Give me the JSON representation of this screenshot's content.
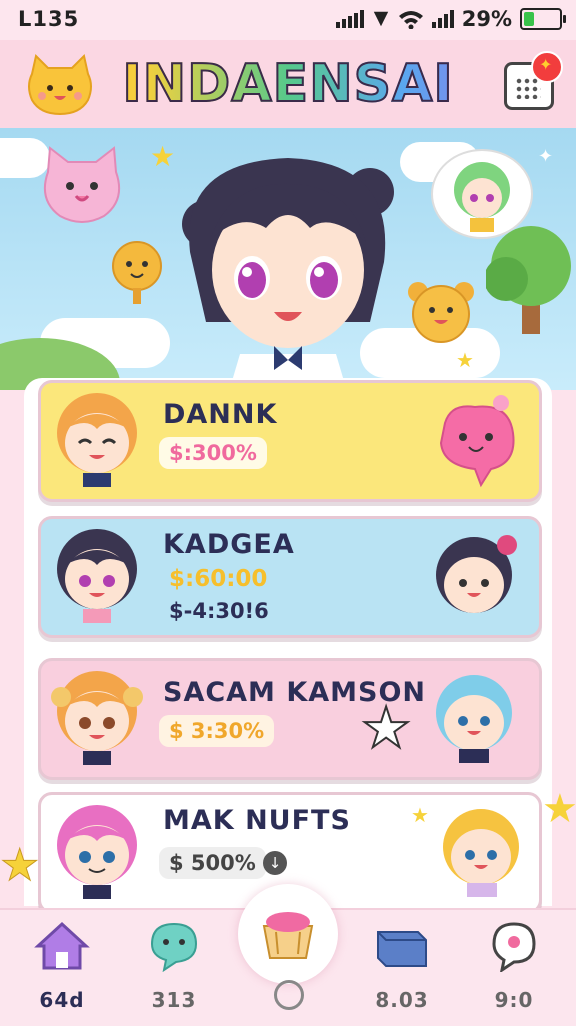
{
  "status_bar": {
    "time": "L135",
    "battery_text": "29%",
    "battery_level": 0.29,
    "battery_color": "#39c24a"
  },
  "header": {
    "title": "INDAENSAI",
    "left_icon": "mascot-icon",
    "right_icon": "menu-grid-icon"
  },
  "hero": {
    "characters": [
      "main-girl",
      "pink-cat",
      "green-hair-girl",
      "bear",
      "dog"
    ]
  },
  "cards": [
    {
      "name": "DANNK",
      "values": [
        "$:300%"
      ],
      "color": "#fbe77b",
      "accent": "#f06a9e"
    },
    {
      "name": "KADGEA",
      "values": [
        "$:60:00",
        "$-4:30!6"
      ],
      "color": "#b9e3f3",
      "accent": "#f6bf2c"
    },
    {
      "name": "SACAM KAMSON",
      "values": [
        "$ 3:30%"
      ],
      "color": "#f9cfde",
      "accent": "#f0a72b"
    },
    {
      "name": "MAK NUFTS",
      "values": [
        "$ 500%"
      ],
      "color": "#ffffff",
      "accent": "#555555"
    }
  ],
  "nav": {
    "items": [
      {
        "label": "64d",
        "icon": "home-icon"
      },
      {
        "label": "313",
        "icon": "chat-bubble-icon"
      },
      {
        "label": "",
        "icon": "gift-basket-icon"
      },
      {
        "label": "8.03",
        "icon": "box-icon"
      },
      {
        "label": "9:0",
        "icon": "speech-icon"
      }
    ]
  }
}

* * *

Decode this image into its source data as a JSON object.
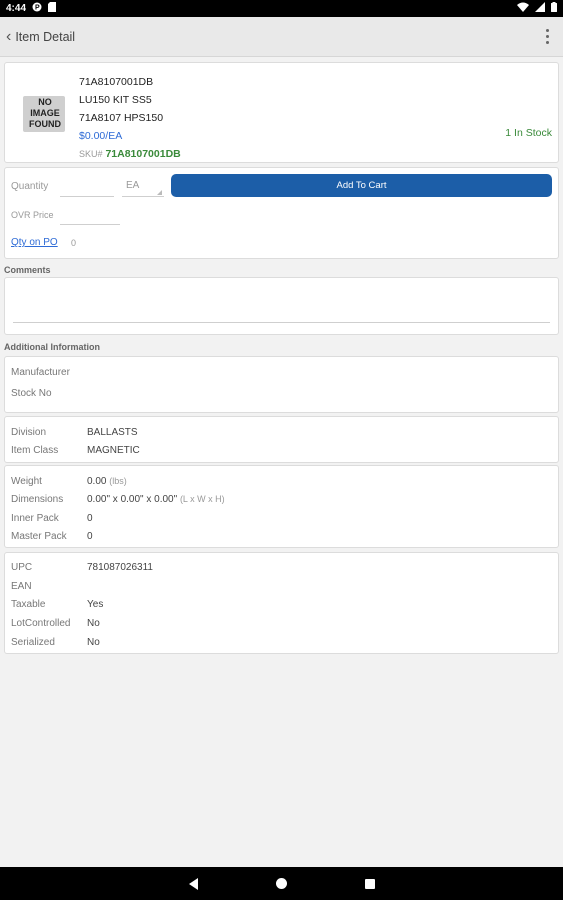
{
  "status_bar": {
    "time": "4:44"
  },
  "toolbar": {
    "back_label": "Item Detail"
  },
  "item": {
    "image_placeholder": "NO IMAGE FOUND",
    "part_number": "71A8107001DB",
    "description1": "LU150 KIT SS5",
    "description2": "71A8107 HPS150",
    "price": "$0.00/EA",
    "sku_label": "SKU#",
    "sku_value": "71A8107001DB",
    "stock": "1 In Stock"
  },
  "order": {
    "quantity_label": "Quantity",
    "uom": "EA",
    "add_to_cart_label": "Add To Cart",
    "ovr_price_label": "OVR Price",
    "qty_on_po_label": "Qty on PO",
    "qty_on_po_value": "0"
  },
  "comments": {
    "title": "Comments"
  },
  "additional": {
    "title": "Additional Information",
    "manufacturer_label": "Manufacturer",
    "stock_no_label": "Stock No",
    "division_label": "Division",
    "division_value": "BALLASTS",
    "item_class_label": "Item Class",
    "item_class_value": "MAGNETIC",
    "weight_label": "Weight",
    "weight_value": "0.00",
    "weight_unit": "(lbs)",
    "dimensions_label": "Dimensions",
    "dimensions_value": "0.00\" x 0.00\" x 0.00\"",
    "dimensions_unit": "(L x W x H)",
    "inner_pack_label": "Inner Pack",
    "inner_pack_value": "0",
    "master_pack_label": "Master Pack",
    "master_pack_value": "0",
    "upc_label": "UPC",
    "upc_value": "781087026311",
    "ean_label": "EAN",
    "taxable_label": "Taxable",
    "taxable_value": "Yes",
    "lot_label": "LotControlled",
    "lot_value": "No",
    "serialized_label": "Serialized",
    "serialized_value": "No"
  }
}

-- STATED EXERCISE --
Show all lines in the entries above where the string "JSON" appears.

-- RESPONSE BELOW --
Give me the JSON representation of this screenshot's content.
Decode this image into its source data as a JSON object.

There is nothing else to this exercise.